**Input rows:**
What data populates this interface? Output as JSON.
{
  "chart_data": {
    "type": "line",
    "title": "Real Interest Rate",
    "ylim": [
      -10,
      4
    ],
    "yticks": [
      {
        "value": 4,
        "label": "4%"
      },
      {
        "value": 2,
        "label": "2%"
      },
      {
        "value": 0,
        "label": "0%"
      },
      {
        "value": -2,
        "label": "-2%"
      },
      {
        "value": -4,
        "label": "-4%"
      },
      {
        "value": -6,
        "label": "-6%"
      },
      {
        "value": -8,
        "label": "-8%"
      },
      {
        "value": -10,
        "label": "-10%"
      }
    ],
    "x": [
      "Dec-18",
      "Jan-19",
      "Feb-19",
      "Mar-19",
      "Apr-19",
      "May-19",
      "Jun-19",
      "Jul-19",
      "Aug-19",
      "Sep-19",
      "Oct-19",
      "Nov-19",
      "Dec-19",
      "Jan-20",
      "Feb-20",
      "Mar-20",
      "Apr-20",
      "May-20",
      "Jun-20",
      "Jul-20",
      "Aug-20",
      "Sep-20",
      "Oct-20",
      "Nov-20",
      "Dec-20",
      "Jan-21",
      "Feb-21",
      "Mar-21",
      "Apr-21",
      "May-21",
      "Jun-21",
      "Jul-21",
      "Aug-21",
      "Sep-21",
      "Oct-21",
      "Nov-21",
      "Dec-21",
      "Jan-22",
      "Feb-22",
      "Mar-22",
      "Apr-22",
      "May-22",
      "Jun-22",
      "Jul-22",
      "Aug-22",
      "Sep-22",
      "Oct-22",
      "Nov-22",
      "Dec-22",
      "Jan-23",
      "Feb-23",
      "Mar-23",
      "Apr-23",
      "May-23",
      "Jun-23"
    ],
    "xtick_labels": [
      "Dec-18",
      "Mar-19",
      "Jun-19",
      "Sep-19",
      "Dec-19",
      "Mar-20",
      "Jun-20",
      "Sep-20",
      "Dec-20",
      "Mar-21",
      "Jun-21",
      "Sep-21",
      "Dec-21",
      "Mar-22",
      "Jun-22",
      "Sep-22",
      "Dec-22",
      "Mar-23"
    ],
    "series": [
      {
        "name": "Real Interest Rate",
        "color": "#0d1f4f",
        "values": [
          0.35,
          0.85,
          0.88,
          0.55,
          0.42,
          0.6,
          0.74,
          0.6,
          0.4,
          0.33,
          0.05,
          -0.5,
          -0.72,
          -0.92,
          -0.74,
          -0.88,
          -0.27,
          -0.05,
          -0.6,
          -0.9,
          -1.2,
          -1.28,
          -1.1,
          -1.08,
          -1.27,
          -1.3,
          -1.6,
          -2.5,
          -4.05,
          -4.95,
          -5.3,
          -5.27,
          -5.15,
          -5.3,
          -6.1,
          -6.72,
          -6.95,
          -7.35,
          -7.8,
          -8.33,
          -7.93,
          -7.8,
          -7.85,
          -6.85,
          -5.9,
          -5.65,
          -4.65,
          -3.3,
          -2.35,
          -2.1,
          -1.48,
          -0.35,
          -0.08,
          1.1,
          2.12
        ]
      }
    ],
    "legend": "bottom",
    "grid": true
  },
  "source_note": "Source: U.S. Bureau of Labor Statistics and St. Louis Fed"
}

--

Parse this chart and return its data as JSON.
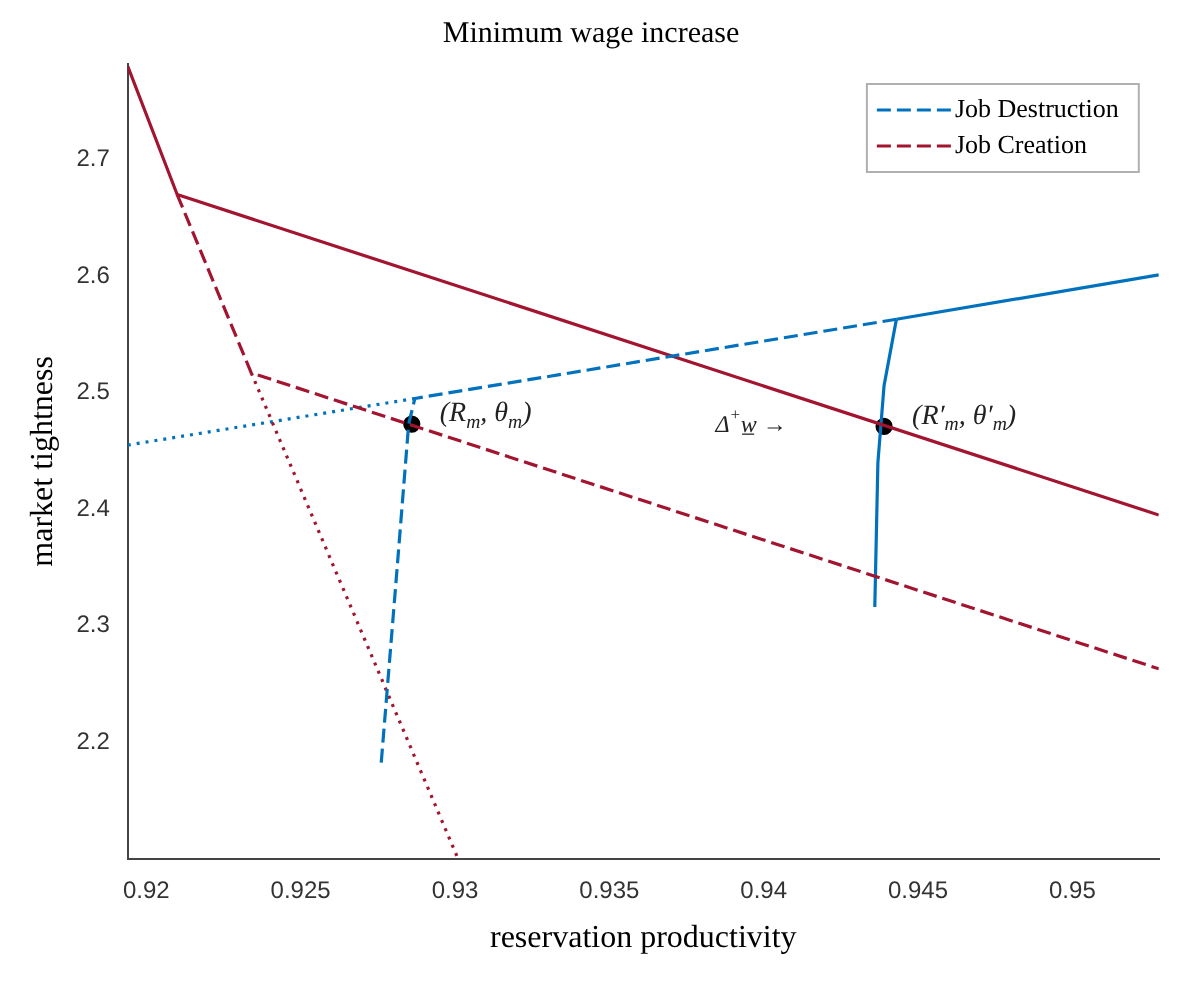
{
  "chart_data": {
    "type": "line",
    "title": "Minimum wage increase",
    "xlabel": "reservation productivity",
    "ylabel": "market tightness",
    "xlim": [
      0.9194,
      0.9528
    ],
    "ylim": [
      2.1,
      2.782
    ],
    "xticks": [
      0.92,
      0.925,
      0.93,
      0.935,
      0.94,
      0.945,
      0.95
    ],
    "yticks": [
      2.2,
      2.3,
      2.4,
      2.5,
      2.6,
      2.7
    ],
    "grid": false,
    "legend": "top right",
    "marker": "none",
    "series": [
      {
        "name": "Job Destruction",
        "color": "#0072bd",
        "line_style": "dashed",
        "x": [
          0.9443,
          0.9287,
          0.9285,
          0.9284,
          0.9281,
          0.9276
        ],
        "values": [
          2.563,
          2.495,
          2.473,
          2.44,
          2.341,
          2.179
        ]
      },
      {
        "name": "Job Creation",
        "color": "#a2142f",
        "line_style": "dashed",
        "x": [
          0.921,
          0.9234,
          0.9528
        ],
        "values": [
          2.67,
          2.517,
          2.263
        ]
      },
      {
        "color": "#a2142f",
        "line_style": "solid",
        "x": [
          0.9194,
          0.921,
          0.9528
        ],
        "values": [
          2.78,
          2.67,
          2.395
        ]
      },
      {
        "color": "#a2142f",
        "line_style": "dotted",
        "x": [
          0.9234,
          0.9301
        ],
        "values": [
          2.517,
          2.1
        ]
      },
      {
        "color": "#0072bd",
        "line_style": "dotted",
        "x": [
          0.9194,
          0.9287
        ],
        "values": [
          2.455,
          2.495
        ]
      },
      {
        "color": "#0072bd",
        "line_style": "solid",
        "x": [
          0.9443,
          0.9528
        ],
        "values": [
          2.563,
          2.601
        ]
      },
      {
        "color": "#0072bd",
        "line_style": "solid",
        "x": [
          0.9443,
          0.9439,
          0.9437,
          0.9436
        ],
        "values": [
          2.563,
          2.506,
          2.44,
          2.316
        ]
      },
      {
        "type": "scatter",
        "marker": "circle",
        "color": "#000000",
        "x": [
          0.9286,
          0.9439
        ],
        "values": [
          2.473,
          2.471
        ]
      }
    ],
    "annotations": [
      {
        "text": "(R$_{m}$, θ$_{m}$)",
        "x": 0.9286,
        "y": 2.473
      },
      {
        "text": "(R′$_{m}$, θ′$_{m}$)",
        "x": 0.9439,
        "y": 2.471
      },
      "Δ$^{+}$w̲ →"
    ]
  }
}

**Aim of the exercise:** In the listing above, find the lines holding the word "Interest" and copy them.

**Output of the exercise:**
    "title": "Real Interest Rate",
        "name": "Real Interest Rate",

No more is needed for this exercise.